Task requirements >>
How many lines in the entries below include the string "target"? Answer with the number only.

[Saved entries]
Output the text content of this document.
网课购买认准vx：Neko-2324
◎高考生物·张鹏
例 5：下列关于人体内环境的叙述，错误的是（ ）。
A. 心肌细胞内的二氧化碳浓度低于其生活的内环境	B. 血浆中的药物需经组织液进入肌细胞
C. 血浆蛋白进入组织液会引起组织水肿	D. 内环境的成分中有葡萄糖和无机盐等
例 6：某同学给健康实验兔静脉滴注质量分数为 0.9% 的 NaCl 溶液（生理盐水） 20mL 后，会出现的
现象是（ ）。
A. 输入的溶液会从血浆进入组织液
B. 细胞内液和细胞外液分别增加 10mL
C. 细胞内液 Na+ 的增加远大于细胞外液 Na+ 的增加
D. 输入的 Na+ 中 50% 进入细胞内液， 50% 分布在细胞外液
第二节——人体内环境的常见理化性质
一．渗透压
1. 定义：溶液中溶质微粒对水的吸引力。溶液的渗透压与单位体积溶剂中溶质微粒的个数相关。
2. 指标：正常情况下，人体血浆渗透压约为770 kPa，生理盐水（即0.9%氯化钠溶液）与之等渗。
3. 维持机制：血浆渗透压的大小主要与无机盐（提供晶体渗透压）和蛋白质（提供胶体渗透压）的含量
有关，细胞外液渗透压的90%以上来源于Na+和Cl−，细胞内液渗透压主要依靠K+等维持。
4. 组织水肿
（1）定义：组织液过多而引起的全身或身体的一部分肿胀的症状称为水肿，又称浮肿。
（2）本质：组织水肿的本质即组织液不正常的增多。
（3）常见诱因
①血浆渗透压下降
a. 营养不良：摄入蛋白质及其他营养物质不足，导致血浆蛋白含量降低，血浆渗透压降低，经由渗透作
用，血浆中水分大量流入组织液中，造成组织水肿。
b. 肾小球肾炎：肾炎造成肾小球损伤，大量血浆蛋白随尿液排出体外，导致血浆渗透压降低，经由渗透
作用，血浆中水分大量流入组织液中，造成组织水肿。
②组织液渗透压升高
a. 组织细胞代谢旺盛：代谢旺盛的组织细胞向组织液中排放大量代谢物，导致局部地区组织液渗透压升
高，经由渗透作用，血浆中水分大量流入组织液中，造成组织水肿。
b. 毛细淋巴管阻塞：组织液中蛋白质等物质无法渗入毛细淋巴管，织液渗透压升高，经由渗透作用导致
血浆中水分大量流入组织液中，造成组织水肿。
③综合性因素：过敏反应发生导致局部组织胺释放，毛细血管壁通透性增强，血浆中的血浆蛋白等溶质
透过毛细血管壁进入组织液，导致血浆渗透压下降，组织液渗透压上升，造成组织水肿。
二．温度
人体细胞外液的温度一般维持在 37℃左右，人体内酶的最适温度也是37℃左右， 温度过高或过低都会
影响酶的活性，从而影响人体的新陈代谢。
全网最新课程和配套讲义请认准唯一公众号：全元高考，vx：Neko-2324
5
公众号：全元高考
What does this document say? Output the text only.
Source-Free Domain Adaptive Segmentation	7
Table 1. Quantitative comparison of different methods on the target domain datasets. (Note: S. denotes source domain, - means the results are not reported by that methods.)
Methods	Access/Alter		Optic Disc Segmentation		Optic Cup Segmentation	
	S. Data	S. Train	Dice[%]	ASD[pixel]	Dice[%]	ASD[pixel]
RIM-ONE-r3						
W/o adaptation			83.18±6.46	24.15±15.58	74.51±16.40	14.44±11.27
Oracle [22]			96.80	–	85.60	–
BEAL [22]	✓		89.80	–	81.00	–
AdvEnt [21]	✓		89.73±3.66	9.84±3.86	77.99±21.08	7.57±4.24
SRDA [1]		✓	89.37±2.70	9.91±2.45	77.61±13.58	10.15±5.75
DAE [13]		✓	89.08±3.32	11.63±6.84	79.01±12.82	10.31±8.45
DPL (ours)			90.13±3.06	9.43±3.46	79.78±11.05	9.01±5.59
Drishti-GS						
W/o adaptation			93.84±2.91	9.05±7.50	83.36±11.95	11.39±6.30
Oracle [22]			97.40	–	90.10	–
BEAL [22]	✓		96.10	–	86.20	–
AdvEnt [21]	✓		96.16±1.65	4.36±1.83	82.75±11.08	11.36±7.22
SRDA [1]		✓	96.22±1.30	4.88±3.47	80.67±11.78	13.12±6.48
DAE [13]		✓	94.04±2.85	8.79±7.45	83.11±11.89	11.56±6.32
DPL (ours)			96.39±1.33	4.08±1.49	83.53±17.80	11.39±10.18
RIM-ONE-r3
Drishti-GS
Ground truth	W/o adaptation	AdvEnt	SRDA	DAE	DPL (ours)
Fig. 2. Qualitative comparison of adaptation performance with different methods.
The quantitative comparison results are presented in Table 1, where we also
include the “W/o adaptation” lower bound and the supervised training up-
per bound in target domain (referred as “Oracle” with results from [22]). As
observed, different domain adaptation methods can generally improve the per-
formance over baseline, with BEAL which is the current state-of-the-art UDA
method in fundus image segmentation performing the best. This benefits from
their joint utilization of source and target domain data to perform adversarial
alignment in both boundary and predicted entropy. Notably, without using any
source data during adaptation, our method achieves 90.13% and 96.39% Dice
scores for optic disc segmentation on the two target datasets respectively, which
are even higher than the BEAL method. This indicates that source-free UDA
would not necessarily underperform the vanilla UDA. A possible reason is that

Solution >>
4